Items from a dataset:
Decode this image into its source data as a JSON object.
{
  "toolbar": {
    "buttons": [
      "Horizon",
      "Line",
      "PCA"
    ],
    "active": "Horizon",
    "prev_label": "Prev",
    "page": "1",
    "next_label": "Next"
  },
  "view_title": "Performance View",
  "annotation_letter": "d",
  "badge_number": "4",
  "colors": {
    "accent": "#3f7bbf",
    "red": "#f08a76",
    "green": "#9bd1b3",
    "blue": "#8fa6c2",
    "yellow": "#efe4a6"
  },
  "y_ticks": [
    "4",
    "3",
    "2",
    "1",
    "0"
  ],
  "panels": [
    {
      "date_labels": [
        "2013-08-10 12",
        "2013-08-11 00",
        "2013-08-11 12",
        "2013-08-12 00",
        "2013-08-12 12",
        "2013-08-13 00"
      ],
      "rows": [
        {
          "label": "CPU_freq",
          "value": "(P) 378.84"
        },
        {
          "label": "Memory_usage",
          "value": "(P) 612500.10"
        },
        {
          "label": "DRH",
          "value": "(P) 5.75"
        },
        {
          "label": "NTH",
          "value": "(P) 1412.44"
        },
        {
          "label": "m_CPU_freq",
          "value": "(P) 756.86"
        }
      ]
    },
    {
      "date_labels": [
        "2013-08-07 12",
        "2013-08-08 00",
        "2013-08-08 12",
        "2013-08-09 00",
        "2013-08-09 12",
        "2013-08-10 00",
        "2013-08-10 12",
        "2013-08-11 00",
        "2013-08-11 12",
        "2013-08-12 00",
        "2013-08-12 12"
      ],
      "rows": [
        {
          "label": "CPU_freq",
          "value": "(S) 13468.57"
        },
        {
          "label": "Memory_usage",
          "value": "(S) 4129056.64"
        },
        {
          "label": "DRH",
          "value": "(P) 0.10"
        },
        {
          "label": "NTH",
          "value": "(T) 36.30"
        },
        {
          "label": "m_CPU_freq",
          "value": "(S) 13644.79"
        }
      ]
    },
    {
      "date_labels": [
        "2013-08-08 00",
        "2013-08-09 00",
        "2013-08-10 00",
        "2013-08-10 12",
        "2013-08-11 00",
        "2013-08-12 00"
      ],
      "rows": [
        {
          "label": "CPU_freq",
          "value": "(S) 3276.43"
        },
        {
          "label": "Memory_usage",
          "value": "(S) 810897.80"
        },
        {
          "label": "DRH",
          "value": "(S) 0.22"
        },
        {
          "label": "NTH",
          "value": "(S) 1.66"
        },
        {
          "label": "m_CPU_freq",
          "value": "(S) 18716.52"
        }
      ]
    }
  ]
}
==
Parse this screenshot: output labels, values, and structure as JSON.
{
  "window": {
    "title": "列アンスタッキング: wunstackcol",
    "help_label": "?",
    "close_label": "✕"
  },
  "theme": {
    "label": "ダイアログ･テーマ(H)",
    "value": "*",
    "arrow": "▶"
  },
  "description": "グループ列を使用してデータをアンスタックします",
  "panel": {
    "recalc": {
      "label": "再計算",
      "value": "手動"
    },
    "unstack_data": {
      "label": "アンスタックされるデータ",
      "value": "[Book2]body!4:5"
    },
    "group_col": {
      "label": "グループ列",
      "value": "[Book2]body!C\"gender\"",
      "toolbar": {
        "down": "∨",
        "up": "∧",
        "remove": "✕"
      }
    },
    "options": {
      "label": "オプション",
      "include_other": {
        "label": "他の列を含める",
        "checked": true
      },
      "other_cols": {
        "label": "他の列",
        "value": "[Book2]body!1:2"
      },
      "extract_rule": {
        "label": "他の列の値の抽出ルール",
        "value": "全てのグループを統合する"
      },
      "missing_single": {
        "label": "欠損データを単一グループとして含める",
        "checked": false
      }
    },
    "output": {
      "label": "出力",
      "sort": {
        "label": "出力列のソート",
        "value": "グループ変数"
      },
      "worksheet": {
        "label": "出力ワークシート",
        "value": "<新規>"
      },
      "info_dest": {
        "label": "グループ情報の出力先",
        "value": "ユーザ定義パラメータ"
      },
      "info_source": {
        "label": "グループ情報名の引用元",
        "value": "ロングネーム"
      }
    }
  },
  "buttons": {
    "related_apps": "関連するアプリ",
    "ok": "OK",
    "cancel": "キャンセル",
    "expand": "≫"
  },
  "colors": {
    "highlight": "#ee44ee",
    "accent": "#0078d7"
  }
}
==
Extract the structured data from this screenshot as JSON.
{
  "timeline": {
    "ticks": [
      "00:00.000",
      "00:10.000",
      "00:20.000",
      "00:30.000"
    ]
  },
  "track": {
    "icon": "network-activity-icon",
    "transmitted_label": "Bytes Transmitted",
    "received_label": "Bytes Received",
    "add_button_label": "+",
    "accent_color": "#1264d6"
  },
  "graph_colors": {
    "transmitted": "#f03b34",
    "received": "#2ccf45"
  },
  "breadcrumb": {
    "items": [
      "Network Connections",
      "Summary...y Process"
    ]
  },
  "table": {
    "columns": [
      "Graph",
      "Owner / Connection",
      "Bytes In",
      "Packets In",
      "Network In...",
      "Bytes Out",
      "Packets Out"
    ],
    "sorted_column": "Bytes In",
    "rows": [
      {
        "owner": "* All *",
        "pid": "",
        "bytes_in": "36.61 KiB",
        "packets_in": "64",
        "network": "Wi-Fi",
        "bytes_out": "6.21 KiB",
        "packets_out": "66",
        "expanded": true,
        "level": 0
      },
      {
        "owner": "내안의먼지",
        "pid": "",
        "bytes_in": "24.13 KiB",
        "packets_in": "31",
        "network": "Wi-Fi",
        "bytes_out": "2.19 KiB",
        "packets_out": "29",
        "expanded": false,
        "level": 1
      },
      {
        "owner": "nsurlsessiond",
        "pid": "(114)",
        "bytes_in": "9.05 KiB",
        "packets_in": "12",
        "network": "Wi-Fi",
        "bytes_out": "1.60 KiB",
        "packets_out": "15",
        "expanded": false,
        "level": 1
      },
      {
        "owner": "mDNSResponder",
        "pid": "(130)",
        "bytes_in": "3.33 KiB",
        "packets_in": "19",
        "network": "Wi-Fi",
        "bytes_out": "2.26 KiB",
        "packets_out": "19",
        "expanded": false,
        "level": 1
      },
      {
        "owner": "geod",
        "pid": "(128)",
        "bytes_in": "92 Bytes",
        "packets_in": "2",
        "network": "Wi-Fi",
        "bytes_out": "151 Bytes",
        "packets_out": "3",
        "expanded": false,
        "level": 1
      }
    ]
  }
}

→ SHORT TASK
Return only the number of lines in the data above that include the word "JSON".

→ FULL OUTPUT
3